GIVEN REQUEST – Retype the records below exactly as they appear.

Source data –
☆ ☆ ☆ ☆ ☆ ☆ ☆
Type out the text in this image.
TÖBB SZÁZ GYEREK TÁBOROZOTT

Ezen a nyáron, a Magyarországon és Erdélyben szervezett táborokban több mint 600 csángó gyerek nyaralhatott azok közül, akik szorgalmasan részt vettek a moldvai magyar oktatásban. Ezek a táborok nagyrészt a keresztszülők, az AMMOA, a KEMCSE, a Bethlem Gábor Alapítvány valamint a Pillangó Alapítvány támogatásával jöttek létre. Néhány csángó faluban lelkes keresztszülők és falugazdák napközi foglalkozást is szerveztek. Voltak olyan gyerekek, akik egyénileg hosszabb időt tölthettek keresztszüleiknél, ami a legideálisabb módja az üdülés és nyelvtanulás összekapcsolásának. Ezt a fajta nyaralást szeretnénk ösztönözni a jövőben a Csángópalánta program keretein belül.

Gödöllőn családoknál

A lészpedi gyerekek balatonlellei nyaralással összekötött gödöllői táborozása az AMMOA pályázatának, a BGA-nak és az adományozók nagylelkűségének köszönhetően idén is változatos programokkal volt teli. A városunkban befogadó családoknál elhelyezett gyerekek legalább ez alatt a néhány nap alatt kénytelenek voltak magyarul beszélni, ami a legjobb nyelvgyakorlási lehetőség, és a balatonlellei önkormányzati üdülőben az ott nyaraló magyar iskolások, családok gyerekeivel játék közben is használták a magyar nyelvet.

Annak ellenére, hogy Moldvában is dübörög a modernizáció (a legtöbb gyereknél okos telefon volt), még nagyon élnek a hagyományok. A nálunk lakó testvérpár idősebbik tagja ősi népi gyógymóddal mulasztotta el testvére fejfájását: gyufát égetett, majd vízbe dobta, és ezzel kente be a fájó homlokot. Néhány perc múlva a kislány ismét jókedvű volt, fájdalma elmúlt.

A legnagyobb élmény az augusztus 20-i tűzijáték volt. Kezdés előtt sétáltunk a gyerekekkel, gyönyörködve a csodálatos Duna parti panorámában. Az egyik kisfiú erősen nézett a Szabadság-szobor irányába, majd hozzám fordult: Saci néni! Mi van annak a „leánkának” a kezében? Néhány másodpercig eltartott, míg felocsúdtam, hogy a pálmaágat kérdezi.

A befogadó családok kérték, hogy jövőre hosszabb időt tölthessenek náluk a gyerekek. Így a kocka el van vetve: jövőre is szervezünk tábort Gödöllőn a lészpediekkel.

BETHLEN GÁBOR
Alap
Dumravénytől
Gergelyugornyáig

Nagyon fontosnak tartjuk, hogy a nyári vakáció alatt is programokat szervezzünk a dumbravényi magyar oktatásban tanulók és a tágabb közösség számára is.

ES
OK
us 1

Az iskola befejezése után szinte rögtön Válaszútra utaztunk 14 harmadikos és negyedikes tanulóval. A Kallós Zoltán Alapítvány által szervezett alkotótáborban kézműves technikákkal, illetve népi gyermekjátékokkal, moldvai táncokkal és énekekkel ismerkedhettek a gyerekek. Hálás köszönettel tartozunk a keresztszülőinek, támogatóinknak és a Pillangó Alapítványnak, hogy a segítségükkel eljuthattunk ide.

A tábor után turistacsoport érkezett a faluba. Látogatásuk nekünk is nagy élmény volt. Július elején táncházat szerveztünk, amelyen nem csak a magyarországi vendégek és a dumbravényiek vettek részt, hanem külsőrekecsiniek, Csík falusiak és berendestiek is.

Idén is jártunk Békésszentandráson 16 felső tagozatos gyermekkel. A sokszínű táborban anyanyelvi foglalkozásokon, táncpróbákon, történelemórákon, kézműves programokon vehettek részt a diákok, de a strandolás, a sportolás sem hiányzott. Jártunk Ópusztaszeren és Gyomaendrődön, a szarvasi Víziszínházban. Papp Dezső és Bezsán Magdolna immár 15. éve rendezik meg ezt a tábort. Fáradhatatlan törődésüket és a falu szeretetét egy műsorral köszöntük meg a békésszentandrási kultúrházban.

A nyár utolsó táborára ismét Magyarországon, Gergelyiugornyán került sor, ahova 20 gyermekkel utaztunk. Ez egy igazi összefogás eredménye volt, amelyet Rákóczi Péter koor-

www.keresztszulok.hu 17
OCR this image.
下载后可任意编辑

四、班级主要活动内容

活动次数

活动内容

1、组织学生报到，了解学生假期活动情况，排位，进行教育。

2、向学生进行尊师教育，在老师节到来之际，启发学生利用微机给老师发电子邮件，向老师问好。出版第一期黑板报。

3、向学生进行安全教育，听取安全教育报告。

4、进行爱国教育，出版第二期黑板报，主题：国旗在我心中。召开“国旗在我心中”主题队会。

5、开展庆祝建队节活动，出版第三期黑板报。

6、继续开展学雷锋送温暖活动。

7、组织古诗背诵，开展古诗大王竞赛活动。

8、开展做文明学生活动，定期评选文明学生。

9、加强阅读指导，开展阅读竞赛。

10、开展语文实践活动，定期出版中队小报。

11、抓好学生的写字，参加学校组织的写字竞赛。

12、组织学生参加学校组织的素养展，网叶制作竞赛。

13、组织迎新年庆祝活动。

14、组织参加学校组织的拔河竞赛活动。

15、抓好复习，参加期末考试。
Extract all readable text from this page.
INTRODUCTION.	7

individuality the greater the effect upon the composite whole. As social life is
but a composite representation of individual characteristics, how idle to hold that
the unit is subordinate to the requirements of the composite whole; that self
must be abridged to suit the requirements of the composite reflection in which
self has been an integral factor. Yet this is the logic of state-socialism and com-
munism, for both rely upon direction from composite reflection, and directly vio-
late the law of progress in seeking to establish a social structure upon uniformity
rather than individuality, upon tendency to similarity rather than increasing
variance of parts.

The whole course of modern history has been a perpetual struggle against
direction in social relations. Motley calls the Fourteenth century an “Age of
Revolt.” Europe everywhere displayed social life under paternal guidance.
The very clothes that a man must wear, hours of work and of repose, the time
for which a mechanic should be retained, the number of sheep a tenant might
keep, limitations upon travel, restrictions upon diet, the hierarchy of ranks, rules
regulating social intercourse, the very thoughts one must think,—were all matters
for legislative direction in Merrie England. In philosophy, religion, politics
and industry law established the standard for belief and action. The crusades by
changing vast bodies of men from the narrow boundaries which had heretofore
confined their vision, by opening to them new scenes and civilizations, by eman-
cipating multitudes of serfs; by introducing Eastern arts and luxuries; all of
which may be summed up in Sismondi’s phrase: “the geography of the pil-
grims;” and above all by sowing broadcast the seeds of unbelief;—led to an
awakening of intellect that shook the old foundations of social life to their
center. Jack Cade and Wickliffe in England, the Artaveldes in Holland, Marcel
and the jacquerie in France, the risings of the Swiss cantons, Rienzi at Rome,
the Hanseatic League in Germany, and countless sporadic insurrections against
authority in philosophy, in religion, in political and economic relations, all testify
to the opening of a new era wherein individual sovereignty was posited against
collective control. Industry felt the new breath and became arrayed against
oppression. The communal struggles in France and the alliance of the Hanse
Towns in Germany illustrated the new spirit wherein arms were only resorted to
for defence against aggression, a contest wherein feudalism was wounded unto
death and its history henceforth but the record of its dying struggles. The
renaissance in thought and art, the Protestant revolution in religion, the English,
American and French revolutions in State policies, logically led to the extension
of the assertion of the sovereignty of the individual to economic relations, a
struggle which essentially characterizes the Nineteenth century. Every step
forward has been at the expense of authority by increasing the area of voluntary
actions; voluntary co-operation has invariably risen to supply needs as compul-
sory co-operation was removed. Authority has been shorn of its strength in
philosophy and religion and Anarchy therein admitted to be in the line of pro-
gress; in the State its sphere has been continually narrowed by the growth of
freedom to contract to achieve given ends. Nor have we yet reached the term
☆ ☆ ☆ ☆ ☆ ☆ ☆
TASK RESULT –
Type out the text in this image.
TÖBB SZÁZ GYEREK TÁBOROZOTT

Ezen a nyáron, a Magyarországon és Erdélyben szervezett táborokban több mint 600 csángó gyerek nyaralhatott azok közül, akik szorgalmasan részt vettek a moldvai magyar oktatásban. Ezek a táborok nagyrészt a keresztszülők, az AMMOA, a KEMCSE, a Bethlem Gábor Alapítvány valamint a Pillangó Alapítvány támogatásával jöttek létre. Néhány csángó faluban lelkes keresztszülők és falugazdák napközi foglalkozást is szerveztek. Voltak olyan gyerekek, akik egyénileg hosszabb időt tölthettek keresztszüleiknél, ami a legideálisabb módja az üdülés és nyelvtanulás összekapcsolásának. Ezt a fajta nyaralást szeretnénk ösztönözni a jövőben a Csángópalánta program keretein belül.

Gödöllőn családoknál

A lészpedi gyerekek balatonlellei nyaralással összekötött gödöllői táborozása az AMMOA pályázatának, a BGA-nak és az adományozók nagylelkűségének köszönhetően idén is változatos programokkal volt teli. A városunkban befogadó családoknál elhelyezett gyerekek legalább ez alatt a néhány nap alatt kénytelenek voltak magyarul beszélni, ami a legjobb nyelvgyakorlási lehetőség, és a balatonlellei önkormányzati üdülőben az ott nyaraló magyar iskolások, családok gyerekeivel játék közben is használták a magyar nyelvet.

Annak ellenére, hogy Moldvában is dübörög a modernizáció (a legtöbb gyereknél okos telefon volt), még nagyon élnek a hagyományok. A nálunk lakó testvérpár idősebbik tagja ősi népi gyógymóddal mulasztotta el testvére fejfájását: gyufát égetett, majd vízbe dobta, és ezzel kente be a fájó homlokot. Néhány perc múlva a kislány ismét jókedvű volt, fájdalma elmúlt.

A legnagyobb élmény az augusztus 20-i tűzijáték volt. Kezdés előtt sétáltunk a gyerekekkel, gyönyörködve a csodálatos Duna parti panorámában. Az egyik kisfiú erősen nézett a Szabadság-szobor irányába, majd hozzám fordult: Saci néni! Mi van annak a „leánkának” a kezében? Néhány másodpercig eltartott, míg felocsúdtam, hogy a pálmaágat kérdezi.

A befogadó családok kérték, hogy jövőre hosszabb időt tölthessenek náluk a gyerekek. Így a kocka el van vetve: jövőre is szervezünk tábort Gödöllőn a lészpediekkel.

BETHLEN GÁBOR
Alap
Dumravénytől
Gergelyugornyáig

Nagyon fontosnak tartjuk, hogy a nyári vakáció alatt is programokat szervezzünk a dumbravényi magyar oktatásban tanulók és a tágabb közösség számára is.

ES
OK
us 1

Az iskola befejezése után szinte rögtön Válaszútra utaztunk 14 harmadikos és negyedikes tanulóval. A Kallós Zoltán Alapítvány által szervezett alkotótáborban kézműves technikákkal, illetve népi gyermekjátékokkal, moldvai táncokkal és énekekkel ismerkedhettek a gyerekek. Hálás köszönettel tartozunk a keresztszülőinek, támogatóinknak és a Pillangó Alapítványnak, hogy a segítségükkel eljuthattunk ide.

A tábor után turistacsoport érkezett a faluba. Látogatásuk nekünk is nagy élmény volt. Július elején táncházat szerveztünk, amelyen nem csak a magyarországi vendégek és a dumbravényiek vettek részt, hanem külsőrekecsiniek, Csík falusiak és berendestiek is.

Idén is jártunk Békésszentandráson 16 felső tagozatos gyermekkel. A sokszínű táborban anyanyelvi foglalkozásokon, táncpróbákon, történelemórákon, kézműves programokon vehettek részt a diákok, de a strandolás, a sportolás sem hiányzott. Jártunk Ópusztaszeren és Gyomaendrődön, a szarvasi Víziszínházban. Papp Dezső és Bezsán Magdolna immár 15. éve rendezik meg ezt a tábort. Fáradhatatlan törődésüket és a falu szeretetét egy műsorral köszöntük meg a békésszentandrási kultúrházban.

A nyár utolsó táborára ismét Magyarországon, Gergelyiugornyán került sor, ahova 20 gyermekkel utaztunk. Ez egy igazi összefogás eredménye volt, amelyet Rákóczi Péter koor-

www.keresztszulok.hu 17
OCR this image.
下载后可任意编辑

四、班级主要活动内容

活动次数

活动内容

1、组织学生报到，了解学生假期活动情况，排位，进行教育。

2、向学生进行尊师教育，在老师节到来之际，启发学生利用微机给老师发电子邮件，向老师问好。出版第一期黑板报。

3、向学生进行安全教育，听取安全教育报告。

4、进行爱国教育，出版第二期黑板报，主题：国旗在我心中。召开“国旗在我心中”主题队会。

5、开展庆祝建队节活动，出版第三期黑板报。

6、继续开展学雷锋送温暖活动。

7、组织古诗背诵，开展古诗大王竞赛活动。

8、开展做文明学生活动，定期评选文明学生。

9、加强阅读指导，开展阅读竞赛。

10、开展语文实践活动，定期出版中队小报。

11、抓好学生的写字，参加学校组织的写字竞赛。

12、组织学生参加学校组织的素养展，网叶制作竞赛。

13、组织迎新年庆祝活动。

14、组织参加学校组织的拔河竞赛活动。

15、抓好复习，参加期末考试。
Extract all readable text from this page.
INTRODUCTION.	7

individuality the greater the effect upon the composite whole. As social life is
but a composite representation of individual characteristics, how idle to hold that
the unit is subordinate to the requirements of the composite whole; that self
must be abridged to suit the requirements of the composite reflection in which
self has been an integral factor. Yet this is the logic of state-socialism and com-
munism, for both rely upon direction from composite reflection, and directly vio-
late the law of progress in seeking to establish a social structure upon uniformity
rather than individuality, upon tendency to similarity rather than increasing
variance of parts.

The whole course of modern history has been a perpetual struggle against
direction in social relations. Motley calls the Fourteenth century an “Age of
Revolt.” Europe everywhere displayed social life under paternal guidance.
The very clothes that a man must wear, hours of work and of repose, the time
for which a mechanic should be retained, the number of sheep a tenant might
keep, limitations upon travel, restrictions upon diet, the hierarchy of ranks, rules
regulating social intercourse, the very thoughts one must think,—were all matters
for legislative direction in Merrie England. In philosophy, religion, politics
and industry law established the standard for belief and action. The crusades by
changing vast bodies of men from the narrow boundaries which had heretofore
confined their vision, by opening to them new scenes and civilizations, by eman-
cipating multitudes of serfs; by introducing Eastern arts and luxuries; all of
which may be summed up in Sismondi’s phrase: “the geography of the pil-
grims;” and above all by sowing broadcast the seeds of unbelief;—led to an
awakening of intellect that shook the old foundations of social life to their
center. Jack Cade and Wickliffe in England, the Artaveldes in Holland, Marcel
and the jacquerie in France, the risings of the Swiss cantons, Rienzi at Rome,
the Hanseatic League in Germany, and countless sporadic insurrections against
authority in philosophy, in religion, in political and economic relations, all testify
to the opening of a new era wherein individual sovereignty was posited against
collective control. Industry felt the new breath and became arrayed against
oppression. The communal struggles in France and the alliance of the Hanse
Towns in Germany illustrated the new spirit wherein arms were only resorted to
for defence against aggression, a contest wherein feudalism was wounded unto
death and its history henceforth but the record of its dying struggles. The
renaissance in thought and art, the Protestant revolution in religion, the English,
American and French revolutions in State policies, logically led to the extension
of the assertion of the sovereignty of the individual to economic relations, a
struggle which essentially characterizes the Nineteenth century. Every step
forward has been at the expense of authority by increasing the area of voluntary
actions; voluntary co-operation has invariably risen to supply needs as compul-
sory co-operation was removed. Authority has been shorn of its strength in
philosophy and religion and Anarchy therein admitted to be in the line of pro-
gress; in the State its sphere has been continually narrowed by the growth of
freedom to contract to achieve given ends. Nor have we yet reached the term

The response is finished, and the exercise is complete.